Stored data entries:
· · · · · · ·
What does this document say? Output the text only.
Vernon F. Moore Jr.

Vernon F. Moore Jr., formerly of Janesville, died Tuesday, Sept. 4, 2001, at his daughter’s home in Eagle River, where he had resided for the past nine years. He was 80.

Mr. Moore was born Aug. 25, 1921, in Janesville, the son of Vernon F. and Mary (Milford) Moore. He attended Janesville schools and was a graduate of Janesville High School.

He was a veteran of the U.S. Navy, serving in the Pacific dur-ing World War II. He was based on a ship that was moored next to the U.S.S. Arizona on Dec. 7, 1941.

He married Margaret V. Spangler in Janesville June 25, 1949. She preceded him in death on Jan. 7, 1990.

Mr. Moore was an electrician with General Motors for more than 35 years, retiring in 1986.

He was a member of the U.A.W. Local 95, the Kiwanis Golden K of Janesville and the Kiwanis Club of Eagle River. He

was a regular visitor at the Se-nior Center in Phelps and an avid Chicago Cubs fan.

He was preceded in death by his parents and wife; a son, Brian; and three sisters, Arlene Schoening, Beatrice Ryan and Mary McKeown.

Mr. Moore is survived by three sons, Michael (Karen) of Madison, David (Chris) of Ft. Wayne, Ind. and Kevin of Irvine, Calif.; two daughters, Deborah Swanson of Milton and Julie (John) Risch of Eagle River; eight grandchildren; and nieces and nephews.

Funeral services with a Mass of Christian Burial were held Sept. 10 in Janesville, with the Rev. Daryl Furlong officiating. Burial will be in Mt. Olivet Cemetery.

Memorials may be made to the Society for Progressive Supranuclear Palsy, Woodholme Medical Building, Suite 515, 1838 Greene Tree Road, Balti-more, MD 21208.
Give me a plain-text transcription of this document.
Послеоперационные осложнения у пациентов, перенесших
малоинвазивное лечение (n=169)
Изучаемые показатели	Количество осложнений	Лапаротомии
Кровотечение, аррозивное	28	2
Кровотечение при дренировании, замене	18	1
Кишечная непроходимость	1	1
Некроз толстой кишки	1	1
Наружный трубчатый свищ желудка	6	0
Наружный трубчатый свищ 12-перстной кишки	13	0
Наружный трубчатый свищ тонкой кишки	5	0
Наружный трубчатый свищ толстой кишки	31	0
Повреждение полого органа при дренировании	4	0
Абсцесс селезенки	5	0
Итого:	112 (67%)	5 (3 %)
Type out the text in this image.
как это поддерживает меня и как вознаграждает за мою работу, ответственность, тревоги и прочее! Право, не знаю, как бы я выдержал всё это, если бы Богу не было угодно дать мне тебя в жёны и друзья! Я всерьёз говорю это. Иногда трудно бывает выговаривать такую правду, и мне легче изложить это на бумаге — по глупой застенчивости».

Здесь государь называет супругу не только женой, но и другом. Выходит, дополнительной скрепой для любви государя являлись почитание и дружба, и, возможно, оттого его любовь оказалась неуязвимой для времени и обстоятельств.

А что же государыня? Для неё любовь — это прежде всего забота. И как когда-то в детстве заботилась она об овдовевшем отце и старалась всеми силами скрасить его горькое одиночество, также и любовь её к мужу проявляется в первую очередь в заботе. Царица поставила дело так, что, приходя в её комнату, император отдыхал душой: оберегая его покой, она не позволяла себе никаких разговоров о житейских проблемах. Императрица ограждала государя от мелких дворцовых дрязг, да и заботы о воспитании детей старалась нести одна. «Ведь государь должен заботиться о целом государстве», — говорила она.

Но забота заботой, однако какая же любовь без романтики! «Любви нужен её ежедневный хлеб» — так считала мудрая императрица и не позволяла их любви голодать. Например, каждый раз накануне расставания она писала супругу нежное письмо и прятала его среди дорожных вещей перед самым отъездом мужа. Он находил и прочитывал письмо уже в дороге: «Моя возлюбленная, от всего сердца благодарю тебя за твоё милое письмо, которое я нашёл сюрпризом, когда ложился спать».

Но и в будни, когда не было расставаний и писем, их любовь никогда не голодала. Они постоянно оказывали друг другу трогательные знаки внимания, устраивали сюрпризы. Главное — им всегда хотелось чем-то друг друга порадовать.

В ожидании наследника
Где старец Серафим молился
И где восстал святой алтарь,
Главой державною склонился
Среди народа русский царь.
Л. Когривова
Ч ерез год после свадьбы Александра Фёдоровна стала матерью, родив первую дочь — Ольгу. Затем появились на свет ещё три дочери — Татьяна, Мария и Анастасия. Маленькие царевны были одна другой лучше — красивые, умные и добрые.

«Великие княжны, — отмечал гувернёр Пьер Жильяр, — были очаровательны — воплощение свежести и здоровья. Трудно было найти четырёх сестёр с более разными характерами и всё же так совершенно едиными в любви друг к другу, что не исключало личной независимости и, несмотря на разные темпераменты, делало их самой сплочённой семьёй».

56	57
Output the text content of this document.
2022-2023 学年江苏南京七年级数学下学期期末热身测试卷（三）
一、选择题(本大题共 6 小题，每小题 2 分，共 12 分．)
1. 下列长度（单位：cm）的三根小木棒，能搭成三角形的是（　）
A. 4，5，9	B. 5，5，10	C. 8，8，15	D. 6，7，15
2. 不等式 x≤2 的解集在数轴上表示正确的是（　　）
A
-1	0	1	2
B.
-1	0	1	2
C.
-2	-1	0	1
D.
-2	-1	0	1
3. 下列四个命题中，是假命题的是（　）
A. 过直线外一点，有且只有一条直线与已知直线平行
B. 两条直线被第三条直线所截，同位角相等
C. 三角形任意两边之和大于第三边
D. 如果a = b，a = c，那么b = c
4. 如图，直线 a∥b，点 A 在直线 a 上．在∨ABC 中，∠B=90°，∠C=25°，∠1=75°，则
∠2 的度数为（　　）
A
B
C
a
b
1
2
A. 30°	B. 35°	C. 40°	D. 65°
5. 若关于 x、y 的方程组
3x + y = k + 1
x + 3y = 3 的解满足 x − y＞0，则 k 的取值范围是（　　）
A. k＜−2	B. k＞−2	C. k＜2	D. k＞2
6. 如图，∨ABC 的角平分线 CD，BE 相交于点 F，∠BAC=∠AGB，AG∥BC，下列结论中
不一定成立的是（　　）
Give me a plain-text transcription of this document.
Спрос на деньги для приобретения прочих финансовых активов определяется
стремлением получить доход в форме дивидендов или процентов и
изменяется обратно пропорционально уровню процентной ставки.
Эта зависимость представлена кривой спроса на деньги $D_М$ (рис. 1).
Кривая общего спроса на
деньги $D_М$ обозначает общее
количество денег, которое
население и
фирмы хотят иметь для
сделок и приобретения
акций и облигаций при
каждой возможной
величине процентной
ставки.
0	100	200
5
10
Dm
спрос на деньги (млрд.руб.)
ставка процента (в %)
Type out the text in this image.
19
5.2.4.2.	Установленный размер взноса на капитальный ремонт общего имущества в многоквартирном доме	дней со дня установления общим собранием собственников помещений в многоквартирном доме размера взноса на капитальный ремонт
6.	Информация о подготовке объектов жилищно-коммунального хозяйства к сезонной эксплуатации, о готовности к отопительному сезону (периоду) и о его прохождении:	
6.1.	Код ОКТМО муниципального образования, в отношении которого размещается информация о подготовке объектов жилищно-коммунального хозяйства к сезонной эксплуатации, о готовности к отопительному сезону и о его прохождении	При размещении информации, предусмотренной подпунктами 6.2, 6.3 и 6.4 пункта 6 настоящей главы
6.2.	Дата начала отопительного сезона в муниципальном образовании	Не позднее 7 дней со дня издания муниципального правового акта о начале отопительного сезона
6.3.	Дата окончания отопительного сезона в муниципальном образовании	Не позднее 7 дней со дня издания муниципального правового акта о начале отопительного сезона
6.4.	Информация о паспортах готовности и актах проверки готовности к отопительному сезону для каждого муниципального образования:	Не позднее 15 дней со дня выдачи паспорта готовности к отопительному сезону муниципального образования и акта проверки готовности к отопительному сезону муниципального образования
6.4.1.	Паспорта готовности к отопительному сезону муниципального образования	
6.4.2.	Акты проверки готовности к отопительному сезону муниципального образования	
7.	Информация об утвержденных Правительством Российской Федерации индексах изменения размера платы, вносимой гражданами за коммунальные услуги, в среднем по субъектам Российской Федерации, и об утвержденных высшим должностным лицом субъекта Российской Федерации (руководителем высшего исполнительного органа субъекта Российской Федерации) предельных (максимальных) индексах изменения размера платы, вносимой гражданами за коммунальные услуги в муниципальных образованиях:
· · · · · · ·
* _Direction_
Review the material and copy each line in which the word "тебя" appears.

* _Output of the task_
как это поддерживает меня и как вознаграждает за мою работу, ответственность, тревоги и прочее! Право, не знаю, как бы я выдержал всё это, если бы Богу не было угодно дать мне тебя в жёны и друзья! Я всерьёз говорю это. Иногда трудно бывает выговаривать такую правду, и мне легче изложить это на бумаге — по глупой застенчивости».
Но забота заботой, однако какая же любовь без романтики! «Любви нужен её ежедневный хлеб» — так считала мудрая императрица и не позволяла их любви голодать. Например, каждый раз накануне расставания она писала супругу нежное письмо и прятала его среди дорожных вещей перед самым отъездом мужа. Он находил и прочитывал письмо уже в дороге: «Моя возлюбленная, от всего сердца благодарю тебя за твоё милое письмо, которое я нашёл сюрпризом, когда ложился спать».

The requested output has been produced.